To be done. Copy out every line of the data exactly.

(Excerpts from a figure dataset)

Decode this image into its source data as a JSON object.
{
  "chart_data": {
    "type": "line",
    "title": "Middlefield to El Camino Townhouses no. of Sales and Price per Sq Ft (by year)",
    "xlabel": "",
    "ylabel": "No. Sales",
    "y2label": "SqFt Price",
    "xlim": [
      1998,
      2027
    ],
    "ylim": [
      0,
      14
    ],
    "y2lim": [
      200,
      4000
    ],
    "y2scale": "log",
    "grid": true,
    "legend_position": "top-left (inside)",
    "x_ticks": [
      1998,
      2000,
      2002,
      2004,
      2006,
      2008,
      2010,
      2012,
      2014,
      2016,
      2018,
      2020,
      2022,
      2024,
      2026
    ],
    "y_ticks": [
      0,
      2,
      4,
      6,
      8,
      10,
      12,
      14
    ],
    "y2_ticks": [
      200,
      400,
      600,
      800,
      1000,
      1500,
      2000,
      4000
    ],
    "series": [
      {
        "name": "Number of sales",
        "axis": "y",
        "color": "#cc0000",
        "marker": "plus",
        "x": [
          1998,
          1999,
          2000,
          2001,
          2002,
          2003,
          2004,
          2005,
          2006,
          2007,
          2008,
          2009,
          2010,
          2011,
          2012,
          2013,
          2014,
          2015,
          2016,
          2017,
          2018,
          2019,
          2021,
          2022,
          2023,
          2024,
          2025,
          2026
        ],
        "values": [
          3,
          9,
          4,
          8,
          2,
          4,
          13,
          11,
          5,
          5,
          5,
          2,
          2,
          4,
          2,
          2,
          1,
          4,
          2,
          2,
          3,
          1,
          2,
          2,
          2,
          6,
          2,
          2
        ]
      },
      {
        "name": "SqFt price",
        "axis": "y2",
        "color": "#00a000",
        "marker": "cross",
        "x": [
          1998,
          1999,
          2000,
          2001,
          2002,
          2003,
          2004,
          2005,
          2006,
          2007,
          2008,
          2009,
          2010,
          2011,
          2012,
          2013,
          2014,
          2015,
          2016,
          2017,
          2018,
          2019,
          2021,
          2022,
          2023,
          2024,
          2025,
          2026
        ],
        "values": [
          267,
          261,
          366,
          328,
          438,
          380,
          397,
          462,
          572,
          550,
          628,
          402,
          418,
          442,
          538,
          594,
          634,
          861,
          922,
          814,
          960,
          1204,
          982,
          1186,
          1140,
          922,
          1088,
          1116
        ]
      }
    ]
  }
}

Exercise answer.
Decode this image into its source data as a JSON object.
{
  "chart_data": {
    "type": "line",
    "title": "Middlefield to El Camino Townhouses no. of Sales and Price per Sq Ft (by year)",
    "xlabel": "",
    "ylabel": "No. Sales",
    "y2label": "SqFt Price",
    "xlim": [
      1998,
      2027
    ],
    "ylim": [
      0,
      14
    ],
    "y2lim": [
      200,
      4000
    ],
    "y2scale": "log",
    "grid": true,
    "legend_position": "top-left (inside)",
    "x_ticks": [
      1998,
      2000,
      2002,
      2004,
      2006,
      2008,
      2010,
      2012,
      2014,
      2016,
      2018,
      2020,
      2022,
      2024,
      2026
    ],
    "y_ticks": [
      0,
      2,
      4,
      6,
      8,
      10,
      12,
      14
    ],
    "y2_ticks": [
      200,
      400,
      600,
      800,
      1000,
      1500,
      2000,
      4000
    ],
    "series": [
      {
        "name": "Number of sales",
        "axis": "y",
        "color": "#cc0000",
        "marker": "plus",
        "x": [
          1998,
          1999,
          2000,
          2001,
          2002,
          2003,
          2004,
          2005,
          2006,
          2007,
          2008,
          2009,
          2010,
          2011,
          2012,
          2013,
          2014,
          2015,
          2016,
          2017,
          2018,
          2019,
          2021,
          2022,
          2023,
          2024,
          2025,
          2026
        ],
        "values": [
          3,
          9,
          4,
          8,
          2,
          4,
          13,
          11,
          5,
          5,
          5,
          2,
          2,
          4,
          2,
          2,
          1,
          4,
          2,
          2,
          3,
          1,
          2,
          2,
          2,
          6,
          2,
          2
        ]
      },
      {
        "name": "SqFt price",
        "axis": "y2",
        "color": "#00a000",
        "marker": "cross",
        "x": [
          1998,
          1999,
          2000,
          2001,
          2002,
          2003,
          2004,
          2005,
          2006,
          2007,
          2008,
          2009,
          2010,
          2011,
          2012,
          2013,
          2014,
          2015,
          2016,
          2017,
          2018,
          2019,
          2021,
          2022,
          2023,
          2024,
          2025,
          2026
        ],
        "values": [
          267,
          261,
          366,
          328,
          438,
          380,
          397,
          462,
          572,
          550,
          628,
          402,
          418,
          442,
          538,
          594,
          634,
          861,
          922,
          814,
          960,
          1204,
          982,
          1186,
          1140,
          922,
          1088,
          1116
        ]
      }
    ]
  }
}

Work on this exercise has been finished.